>> BEGIN
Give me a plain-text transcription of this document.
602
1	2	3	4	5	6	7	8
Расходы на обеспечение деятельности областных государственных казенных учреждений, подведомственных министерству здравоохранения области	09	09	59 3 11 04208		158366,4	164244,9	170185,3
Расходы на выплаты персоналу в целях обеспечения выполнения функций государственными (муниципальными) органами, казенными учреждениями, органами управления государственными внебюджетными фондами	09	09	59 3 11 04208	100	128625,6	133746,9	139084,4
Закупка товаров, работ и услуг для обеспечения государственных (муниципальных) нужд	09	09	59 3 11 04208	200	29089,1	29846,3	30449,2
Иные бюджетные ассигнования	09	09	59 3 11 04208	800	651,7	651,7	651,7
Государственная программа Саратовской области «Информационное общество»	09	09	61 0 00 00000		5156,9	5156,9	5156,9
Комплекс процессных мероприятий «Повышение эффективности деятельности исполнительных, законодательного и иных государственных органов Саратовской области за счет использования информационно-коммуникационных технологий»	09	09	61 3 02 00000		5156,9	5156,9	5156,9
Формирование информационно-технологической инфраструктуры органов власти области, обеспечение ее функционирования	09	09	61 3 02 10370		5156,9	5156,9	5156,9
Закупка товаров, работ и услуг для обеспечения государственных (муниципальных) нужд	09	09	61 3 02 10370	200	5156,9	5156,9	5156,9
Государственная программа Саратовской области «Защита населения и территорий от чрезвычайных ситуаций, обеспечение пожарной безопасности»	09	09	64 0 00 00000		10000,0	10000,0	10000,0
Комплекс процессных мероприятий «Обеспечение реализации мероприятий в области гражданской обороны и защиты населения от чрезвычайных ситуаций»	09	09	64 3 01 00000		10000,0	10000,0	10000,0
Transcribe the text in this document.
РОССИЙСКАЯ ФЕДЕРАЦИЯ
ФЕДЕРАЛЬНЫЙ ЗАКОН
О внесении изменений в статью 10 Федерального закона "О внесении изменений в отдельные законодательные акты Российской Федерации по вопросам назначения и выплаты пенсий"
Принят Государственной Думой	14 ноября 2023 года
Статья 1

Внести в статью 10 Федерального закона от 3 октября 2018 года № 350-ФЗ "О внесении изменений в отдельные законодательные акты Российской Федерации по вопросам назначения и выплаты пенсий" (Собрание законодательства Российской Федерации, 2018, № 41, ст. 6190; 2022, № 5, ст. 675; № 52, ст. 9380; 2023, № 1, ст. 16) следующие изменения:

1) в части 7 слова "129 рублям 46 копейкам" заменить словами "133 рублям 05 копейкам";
>> END
▶ Written request: Write out the full set of records exactly as given.

▶ Task answer:
Give me a plain-text transcription of this document.
602
1	2	3	4	5	6	7	8
Расходы на обеспечение деятельности областных государственных казенных учреждений, подведомственных министерству здравоохранения области	09	09	59 3 11 04208		158366,4	164244,9	170185,3
Расходы на выплаты персоналу в целях обеспечения выполнения функций государственными (муниципальными) органами, казенными учреждениями, органами управления государственными внебюджетными фондами	09	09	59 3 11 04208	100	128625,6	133746,9	139084,4
Закупка товаров, работ и услуг для обеспечения государственных (муниципальных) нужд	09	09	59 3 11 04208	200	29089,1	29846,3	30449,2
Иные бюджетные ассигнования	09	09	59 3 11 04208	800	651,7	651,7	651,7
Государственная программа Саратовской области «Информационное общество»	09	09	61 0 00 00000		5156,9	5156,9	5156,9
Комплекс процессных мероприятий «Повышение эффективности деятельности исполнительных, законодательного и иных государственных органов Саратовской области за счет использования информационно-коммуникационных технологий»	09	09	61 3 02 00000		5156,9	5156,9	5156,9
Формирование информационно-технологической инфраструктуры органов власти области, обеспечение ее функционирования	09	09	61 3 02 10370		5156,9	5156,9	5156,9
Закупка товаров, работ и услуг для обеспечения государственных (муниципальных) нужд	09	09	61 3 02 10370	200	5156,9	5156,9	5156,9
Государственная программа Саратовской области «Защита населения и территорий от чрезвычайных ситуаций, обеспечение пожарной безопасности»	09	09	64 0 00 00000		10000,0	10000,0	10000,0
Комплекс процессных мероприятий «Обеспечение реализации мероприятий в области гражданской обороны и защиты населения от чрезвычайных ситуаций»	09	09	64 3 01 00000		10000,0	10000,0	10000,0
Transcribe the text in this document.
РОССИЙСКАЯ ФЕДЕРАЦИЯ
ФЕДЕРАЛЬНЫЙ ЗАКОН
О внесении изменений в статью 10 Федерального закона "О внесении изменений в отдельные законодательные акты Российской Федерации по вопросам назначения и выплаты пенсий"
Принят Государственной Думой	14 ноября 2023 года
Статья 1

Внести в статью 10 Федерального закона от 3 октября 2018 года № 350-ФЗ "О внесении изменений в отдельные законодательные акты Российской Федерации по вопросам назначения и выплаты пенсий" (Собрание законодательства Российской Федерации, 2018, № 41, ст. 6190; 2022, № 5, ст. 675; № 52, ст. 9380; 2023, № 1, ст. 16) следующие изменения:

1) в части 7 слова "129 рублям 46 копейкам" заменить словами "133 рублям 05 копейкам";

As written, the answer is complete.